_Extracted information_.
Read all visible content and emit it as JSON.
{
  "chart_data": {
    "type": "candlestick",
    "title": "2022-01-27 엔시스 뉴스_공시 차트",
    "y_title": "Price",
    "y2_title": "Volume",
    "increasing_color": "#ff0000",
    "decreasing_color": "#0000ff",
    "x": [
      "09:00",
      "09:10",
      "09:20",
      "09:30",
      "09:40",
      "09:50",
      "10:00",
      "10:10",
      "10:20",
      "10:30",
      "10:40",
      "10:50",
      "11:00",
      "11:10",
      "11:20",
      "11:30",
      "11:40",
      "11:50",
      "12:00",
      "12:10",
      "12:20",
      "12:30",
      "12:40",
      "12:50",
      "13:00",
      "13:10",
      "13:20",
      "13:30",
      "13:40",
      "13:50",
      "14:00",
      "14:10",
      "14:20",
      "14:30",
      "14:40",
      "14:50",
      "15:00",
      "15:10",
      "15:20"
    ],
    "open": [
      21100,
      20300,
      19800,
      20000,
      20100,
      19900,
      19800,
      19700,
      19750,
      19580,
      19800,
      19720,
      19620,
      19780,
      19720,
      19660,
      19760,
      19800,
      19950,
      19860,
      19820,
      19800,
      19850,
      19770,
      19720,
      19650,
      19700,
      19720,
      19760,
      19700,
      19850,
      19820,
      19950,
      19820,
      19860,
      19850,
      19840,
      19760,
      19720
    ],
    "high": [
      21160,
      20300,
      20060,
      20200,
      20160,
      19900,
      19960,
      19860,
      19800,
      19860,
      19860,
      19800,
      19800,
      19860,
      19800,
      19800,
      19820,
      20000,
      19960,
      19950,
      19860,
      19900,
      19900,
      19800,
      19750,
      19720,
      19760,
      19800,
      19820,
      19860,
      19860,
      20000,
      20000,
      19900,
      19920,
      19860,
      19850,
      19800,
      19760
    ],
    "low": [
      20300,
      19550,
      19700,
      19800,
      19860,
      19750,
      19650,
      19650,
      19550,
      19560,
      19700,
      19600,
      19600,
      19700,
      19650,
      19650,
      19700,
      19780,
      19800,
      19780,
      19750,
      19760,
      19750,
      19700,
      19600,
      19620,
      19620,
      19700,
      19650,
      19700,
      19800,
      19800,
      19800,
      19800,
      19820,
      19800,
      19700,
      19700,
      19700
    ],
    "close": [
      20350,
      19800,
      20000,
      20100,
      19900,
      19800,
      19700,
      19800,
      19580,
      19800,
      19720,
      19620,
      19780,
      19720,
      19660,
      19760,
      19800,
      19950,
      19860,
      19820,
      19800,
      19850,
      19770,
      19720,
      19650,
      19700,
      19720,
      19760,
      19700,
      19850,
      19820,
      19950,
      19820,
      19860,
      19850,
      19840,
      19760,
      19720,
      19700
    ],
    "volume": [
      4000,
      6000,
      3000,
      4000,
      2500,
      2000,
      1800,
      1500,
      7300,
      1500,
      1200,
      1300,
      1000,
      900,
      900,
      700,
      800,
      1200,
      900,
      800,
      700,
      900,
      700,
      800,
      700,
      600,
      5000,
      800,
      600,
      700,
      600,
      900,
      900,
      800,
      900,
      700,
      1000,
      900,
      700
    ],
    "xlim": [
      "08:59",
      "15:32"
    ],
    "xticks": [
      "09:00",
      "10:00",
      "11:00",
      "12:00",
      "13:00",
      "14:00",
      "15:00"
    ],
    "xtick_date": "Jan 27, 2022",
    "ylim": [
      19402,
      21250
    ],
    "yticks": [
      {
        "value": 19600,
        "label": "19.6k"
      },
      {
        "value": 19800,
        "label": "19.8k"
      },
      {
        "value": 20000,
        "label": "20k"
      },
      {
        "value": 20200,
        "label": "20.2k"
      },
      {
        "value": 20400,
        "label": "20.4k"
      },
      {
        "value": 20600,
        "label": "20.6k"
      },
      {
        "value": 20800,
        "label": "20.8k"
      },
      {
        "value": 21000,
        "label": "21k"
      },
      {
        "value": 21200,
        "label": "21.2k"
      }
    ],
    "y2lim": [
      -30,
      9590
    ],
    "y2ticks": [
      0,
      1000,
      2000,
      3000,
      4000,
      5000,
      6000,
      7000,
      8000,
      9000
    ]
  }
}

_Aim of the task_. Go through the records above and retype each one exactly.

_Full output_.
Read all visible content and emit it as JSON.
{
  "chart_data": {
    "type": "candlestick",
    "title": "2022-01-27 엔시스 뉴스_공시 차트",
    "y_title": "Price",
    "y2_title": "Volume",
    "increasing_color": "#ff0000",
    "decreasing_color": "#0000ff",
    "x": [
      "09:00",
      "09:10",
      "09:20",
      "09:30",
      "09:40",
      "09:50",
      "10:00",
      "10:10",
      "10:20",
      "10:30",
      "10:40",
      "10:50",
      "11:00",
      "11:10",
      "11:20",
      "11:30",
      "11:40",
      "11:50",
      "12:00",
      "12:10",
      "12:20",
      "12:30",
      "12:40",
      "12:50",
      "13:00",
      "13:10",
      "13:20",
      "13:30",
      "13:40",
      "13:50",
      "14:00",
      "14:10",
      "14:20",
      "14:30",
      "14:40",
      "14:50",
      "15:00",
      "15:10",
      "15:20"
    ],
    "open": [
      21100,
      20300,
      19800,
      20000,
      20100,
      19900,
      19800,
      19700,
      19750,
      19580,
      19800,
      19720,
      19620,
      19780,
      19720,
      19660,
      19760,
      19800,
      19950,
      19860,
      19820,
      19800,
      19850,
      19770,
      19720,
      19650,
      19700,
      19720,
      19760,
      19700,
      19850,
      19820,
      19950,
      19820,
      19860,
      19850,
      19840,
      19760,
      19720
    ],
    "high": [
      21160,
      20300,
      20060,
      20200,
      20160,
      19900,
      19960,
      19860,
      19800,
      19860,
      19860,
      19800,
      19800,
      19860,
      19800,
      19800,
      19820,
      20000,
      19960,
      19950,
      19860,
      19900,
      19900,
      19800,
      19750,
      19720,
      19760,
      19800,
      19820,
      19860,
      19860,
      20000,
      20000,
      19900,
      19920,
      19860,
      19850,
      19800,
      19760
    ],
    "low": [
      20300,
      19550,
      19700,
      19800,
      19860,
      19750,
      19650,
      19650,
      19550,
      19560,
      19700,
      19600,
      19600,
      19700,
      19650,
      19650,
      19700,
      19780,
      19800,
      19780,
      19750,
      19760,
      19750,
      19700,
      19600,
      19620,
      19620,
      19700,
      19650,
      19700,
      19800,
      19800,
      19800,
      19800,
      19820,
      19800,
      19700,
      19700,
      19700
    ],
    "close": [
      20350,
      19800,
      20000,
      20100,
      19900,
      19800,
      19700,
      19800,
      19580,
      19800,
      19720,
      19620,
      19780,
      19720,
      19660,
      19760,
      19800,
      19950,
      19860,
      19820,
      19800,
      19850,
      19770,
      19720,
      19650,
      19700,
      19720,
      19760,
      19700,
      19850,
      19820,
      19950,
      19820,
      19860,
      19850,
      19840,
      19760,
      19720,
      19700
    ],
    "volume": [
      4000,
      6000,
      3000,
      4000,
      2500,
      2000,
      1800,
      1500,
      7300,
      1500,
      1200,
      1300,
      1000,
      900,
      900,
      700,
      800,
      1200,
      900,
      800,
      700,
      900,
      700,
      800,
      700,
      600,
      5000,
      800,
      600,
      700,
      600,
      900,
      900,
      800,
      900,
      700,
      1000,
      900,
      700
    ],
    "xlim": [
      "08:59",
      "15:32"
    ],
    "xticks": [
      "09:00",
      "10:00",
      "11:00",
      "12:00",
      "13:00",
      "14:00",
      "15:00"
    ],
    "xtick_date": "Jan 27, 2022",
    "ylim": [
      19402,
      21250
    ],
    "yticks": [
      {
        "value": 19600,
        "label": "19.6k"
      },
      {
        "value": 19800,
        "label": "19.8k"
      },
      {
        "value": 20000,
        "label": "20k"
      },
      {
        "value": 20200,
        "label": "20.2k"
      },
      {
        "value": 20400,
        "label": "20.4k"
      },
      {
        "value": 20600,
        "label": "20.6k"
      },
      {
        "value": 20800,
        "label": "20.8k"
      },
      {
        "value": 21000,
        "label": "21k"
      },
      {
        "value": 21200,
        "label": "21.2k"
      }
    ],
    "y2lim": [
      -30,
      9590
    ],
    "y2ticks": [
      0,
      1000,
      2000,
      3000,
      4000,
      5000,
      6000,
      7000,
      8000,
      9000
    ]
  }
}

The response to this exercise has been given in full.